» **Written instruction**
Give only the number of lines that contain the word "than".

[Extracted records]
--

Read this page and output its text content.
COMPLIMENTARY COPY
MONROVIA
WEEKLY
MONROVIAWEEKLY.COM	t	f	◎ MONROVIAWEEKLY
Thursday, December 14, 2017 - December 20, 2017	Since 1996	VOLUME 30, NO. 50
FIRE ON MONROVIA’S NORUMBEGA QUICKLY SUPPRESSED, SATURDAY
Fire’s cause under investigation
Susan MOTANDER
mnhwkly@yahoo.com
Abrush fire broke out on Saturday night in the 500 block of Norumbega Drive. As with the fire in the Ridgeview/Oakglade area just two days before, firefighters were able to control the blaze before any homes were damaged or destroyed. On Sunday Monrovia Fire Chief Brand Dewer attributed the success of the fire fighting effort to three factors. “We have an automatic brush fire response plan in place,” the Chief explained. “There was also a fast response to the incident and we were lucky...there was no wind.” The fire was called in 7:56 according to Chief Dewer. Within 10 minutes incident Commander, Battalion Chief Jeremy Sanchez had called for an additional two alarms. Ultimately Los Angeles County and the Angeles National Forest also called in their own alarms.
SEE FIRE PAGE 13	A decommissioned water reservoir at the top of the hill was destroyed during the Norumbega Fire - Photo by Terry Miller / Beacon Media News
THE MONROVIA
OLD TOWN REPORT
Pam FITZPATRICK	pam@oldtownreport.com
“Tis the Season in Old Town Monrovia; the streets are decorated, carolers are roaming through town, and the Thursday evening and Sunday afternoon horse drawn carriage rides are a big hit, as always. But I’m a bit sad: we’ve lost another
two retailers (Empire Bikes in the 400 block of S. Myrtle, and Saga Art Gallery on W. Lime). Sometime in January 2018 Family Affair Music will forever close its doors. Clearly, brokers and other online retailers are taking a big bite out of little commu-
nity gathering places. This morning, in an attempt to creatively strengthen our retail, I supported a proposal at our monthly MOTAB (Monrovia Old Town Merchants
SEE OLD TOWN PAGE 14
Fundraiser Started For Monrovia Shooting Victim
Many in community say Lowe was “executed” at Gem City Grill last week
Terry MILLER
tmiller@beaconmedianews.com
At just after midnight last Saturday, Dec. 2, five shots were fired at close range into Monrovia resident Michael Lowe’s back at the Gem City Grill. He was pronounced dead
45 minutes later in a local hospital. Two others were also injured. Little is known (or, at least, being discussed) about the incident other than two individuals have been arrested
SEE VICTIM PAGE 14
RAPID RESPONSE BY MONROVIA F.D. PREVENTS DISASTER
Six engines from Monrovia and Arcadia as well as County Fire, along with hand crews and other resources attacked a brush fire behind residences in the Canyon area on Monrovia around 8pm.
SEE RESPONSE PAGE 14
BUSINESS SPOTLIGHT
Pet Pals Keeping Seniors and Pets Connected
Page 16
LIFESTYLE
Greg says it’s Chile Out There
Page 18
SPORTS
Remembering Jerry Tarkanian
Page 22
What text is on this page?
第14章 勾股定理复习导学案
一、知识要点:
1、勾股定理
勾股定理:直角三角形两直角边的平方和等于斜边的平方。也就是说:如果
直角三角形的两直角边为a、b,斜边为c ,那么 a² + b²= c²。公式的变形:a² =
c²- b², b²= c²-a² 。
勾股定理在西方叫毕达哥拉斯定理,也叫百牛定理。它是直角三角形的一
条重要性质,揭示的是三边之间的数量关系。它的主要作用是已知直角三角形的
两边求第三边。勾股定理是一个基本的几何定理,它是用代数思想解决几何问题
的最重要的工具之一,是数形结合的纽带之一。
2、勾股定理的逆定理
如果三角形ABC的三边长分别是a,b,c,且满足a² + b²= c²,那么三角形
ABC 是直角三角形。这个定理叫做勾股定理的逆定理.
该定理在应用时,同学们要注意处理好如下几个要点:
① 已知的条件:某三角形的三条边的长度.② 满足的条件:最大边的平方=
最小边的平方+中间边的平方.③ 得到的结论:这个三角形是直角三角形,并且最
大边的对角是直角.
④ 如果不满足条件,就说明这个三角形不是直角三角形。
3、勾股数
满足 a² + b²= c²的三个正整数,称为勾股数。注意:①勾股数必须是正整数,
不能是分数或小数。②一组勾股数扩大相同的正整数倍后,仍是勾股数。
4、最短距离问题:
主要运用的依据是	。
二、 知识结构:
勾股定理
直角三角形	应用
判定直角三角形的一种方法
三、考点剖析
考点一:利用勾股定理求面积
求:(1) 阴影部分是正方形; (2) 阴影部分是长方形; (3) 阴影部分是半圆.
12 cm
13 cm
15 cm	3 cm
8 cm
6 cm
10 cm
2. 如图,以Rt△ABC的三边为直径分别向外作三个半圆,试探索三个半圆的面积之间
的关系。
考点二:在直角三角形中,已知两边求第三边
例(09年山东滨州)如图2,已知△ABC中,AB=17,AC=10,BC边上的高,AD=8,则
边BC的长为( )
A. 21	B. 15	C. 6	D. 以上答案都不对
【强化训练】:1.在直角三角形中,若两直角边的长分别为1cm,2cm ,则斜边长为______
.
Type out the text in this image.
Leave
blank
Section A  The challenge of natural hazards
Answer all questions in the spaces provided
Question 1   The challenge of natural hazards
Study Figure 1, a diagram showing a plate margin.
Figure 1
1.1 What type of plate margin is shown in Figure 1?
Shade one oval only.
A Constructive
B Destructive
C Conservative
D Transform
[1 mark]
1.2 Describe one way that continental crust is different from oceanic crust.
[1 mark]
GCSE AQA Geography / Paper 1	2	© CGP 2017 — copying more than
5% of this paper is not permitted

--

» **Correct output**
2